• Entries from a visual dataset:
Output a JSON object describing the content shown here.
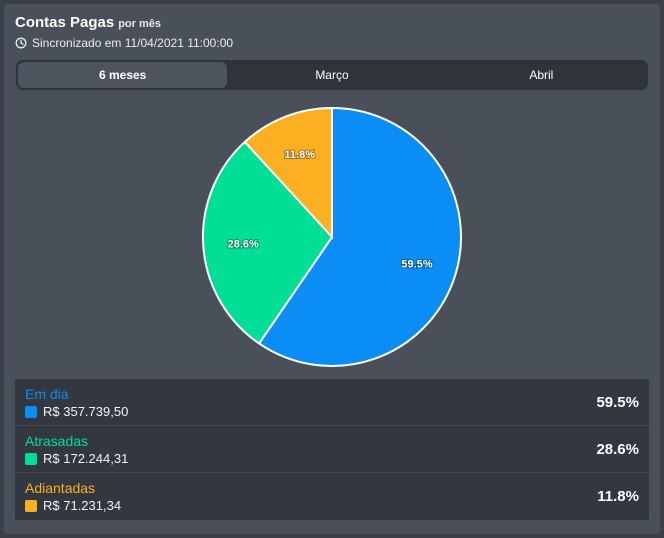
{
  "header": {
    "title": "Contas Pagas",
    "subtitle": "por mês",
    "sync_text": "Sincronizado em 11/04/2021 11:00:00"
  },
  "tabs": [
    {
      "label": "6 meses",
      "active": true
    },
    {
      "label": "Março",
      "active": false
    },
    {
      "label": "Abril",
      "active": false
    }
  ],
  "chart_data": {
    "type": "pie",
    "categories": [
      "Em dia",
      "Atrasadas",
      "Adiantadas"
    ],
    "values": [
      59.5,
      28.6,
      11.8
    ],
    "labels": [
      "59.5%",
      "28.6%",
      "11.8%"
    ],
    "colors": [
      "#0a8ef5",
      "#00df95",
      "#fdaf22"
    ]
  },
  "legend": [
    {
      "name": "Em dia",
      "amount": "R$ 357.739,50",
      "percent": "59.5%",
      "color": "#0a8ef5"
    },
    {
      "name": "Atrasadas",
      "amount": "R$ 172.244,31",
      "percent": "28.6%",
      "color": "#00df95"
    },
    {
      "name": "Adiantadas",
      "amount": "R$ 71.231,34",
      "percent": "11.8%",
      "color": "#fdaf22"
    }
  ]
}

• WHAT THE TASK ASKS: From the material above, reproduce everything verbatim except the pictures.

• RESULT FOR THIS EXERCISE:
Output a JSON object describing the content shown here.
{
  "header": {
    "title": "Contas Pagas",
    "subtitle": "por mês",
    "sync_text": "Sincronizado em 11/04/2021 11:00:00"
  },
  "tabs": [
    {
      "label": "6 meses",
      "active": true
    },
    {
      "label": "Março",
      "active": false
    },
    {
      "label": "Abril",
      "active": false
    }
  ],
  "chart_data": {
    "type": "pie",
    "categories": [
      "Em dia",
      "Atrasadas",
      "Adiantadas"
    ],
    "values": [
      59.5,
      28.6,
      11.8
    ],
    "labels": [
      "59.5%",
      "28.6%",
      "11.8%"
    ],
    "colors": [
      "#0a8ef5",
      "#00df95",
      "#fdaf22"
    ]
  },
  "legend": [
    {
      "name": "Em dia",
      "amount": "R$ 357.739,50",
      "percent": "59.5%",
      "color": "#0a8ef5"
    },
    {
      "name": "Atrasadas",
      "amount": "R$ 172.244,31",
      "percent": "28.6%",
      "color": "#00df95"
    },
    {
      "name": "Adiantadas",
      "amount": "R$ 71.231,34",
      "percent": "11.8%",
      "color": "#fdaf22"
    }
  ]
}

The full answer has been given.